» **Data shown**
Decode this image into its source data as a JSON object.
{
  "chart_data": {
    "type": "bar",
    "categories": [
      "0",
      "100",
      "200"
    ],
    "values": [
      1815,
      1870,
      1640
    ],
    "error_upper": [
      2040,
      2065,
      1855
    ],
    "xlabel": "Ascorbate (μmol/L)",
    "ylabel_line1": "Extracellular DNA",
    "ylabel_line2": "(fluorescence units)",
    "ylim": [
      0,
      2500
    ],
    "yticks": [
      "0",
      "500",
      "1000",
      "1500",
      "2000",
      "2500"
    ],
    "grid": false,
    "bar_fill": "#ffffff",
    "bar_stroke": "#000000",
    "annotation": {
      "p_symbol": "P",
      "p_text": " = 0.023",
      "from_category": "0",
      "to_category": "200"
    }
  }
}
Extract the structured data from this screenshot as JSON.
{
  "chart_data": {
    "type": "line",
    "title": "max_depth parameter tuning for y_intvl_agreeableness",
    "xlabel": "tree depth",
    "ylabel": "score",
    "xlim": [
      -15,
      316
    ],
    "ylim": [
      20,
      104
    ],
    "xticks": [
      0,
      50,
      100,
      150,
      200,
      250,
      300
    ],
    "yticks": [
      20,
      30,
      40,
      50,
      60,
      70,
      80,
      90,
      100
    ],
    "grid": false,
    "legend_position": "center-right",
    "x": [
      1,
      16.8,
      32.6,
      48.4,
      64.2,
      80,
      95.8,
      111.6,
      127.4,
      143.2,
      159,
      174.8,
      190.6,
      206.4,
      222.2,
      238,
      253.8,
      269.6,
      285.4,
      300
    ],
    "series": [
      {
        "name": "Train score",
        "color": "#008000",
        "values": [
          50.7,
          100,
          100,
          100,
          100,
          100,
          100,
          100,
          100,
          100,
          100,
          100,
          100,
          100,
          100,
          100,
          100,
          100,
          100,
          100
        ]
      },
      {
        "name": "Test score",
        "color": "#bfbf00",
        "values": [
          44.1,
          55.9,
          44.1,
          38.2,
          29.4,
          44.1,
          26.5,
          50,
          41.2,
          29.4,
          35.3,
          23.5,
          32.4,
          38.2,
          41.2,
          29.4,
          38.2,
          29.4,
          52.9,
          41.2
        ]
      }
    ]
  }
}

» **Your task**
Examine the records and pull out every line where the string "xlabel" occurs.

» **Solved problem**
    "xlabel": "Ascorbate (μmol/L)",
    "xlabel": "tree depth",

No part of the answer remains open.